*Required task*
Omit every image, and transcribe the remaining entries exactly as given.

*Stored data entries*
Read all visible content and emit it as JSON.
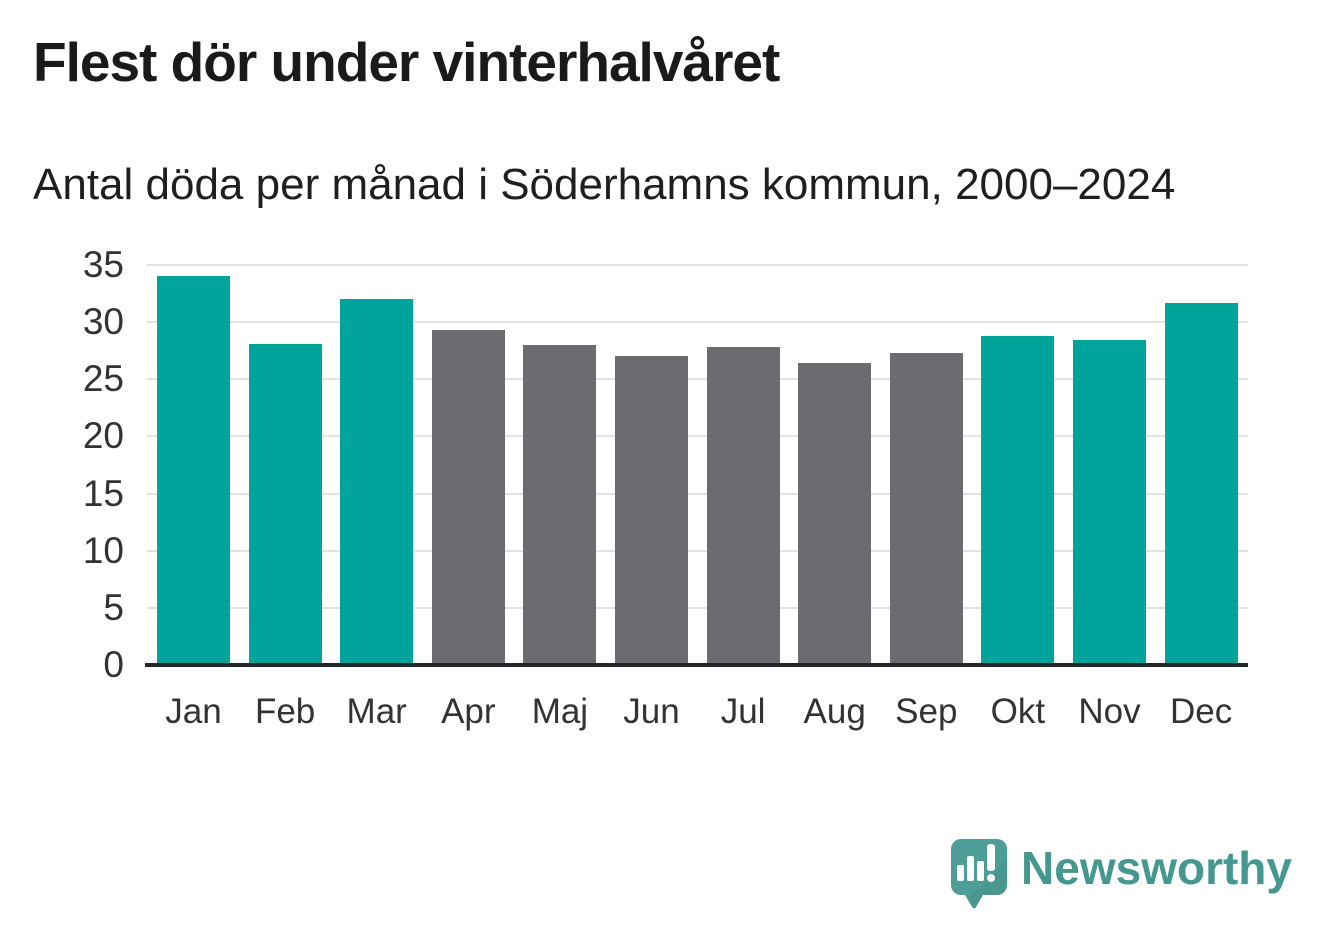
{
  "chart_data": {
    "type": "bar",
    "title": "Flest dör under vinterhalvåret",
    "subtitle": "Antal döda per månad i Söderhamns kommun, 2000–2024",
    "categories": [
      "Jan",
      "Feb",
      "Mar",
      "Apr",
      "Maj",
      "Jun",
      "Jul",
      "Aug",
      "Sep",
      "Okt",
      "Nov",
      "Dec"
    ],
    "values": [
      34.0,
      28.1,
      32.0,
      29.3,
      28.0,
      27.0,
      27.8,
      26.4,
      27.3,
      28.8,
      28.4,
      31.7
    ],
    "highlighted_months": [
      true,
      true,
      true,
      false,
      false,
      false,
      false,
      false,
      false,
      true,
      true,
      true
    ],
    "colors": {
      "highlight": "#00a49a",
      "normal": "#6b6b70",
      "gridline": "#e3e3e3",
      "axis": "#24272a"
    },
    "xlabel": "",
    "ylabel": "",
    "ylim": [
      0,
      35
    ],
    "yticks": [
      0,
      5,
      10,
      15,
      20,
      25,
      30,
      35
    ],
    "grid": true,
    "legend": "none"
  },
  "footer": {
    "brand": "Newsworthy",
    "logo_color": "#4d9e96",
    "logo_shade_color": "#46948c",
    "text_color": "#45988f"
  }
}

*Written answer*
Read all visible content and emit it as JSON.
{
  "chart_data": {
    "type": "bar",
    "title": "Flest dör under vinterhalvåret",
    "subtitle": "Antal döda per månad i Söderhamns kommun, 2000–2024",
    "categories": [
      "Jan",
      "Feb",
      "Mar",
      "Apr",
      "Maj",
      "Jun",
      "Jul",
      "Aug",
      "Sep",
      "Okt",
      "Nov",
      "Dec"
    ],
    "values": [
      34.0,
      28.1,
      32.0,
      29.3,
      28.0,
      27.0,
      27.8,
      26.4,
      27.3,
      28.8,
      28.4,
      31.7
    ],
    "highlighted_months": [
      true,
      true,
      true,
      false,
      false,
      false,
      false,
      false,
      false,
      true,
      true,
      true
    ],
    "colors": {
      "highlight": "#00a49a",
      "normal": "#6b6b70",
      "gridline": "#e3e3e3",
      "axis": "#24272a"
    },
    "xlabel": "",
    "ylabel": "",
    "ylim": [
      0,
      35
    ],
    "yticks": [
      0,
      5,
      10,
      15,
      20,
      25,
      30,
      35
    ],
    "grid": true,
    "legend": "none"
  },
  "footer": {
    "brand": "Newsworthy",
    "logo_color": "#4d9e96",
    "logo_shade_color": "#46948c",
    "text_color": "#45988f"
  }
}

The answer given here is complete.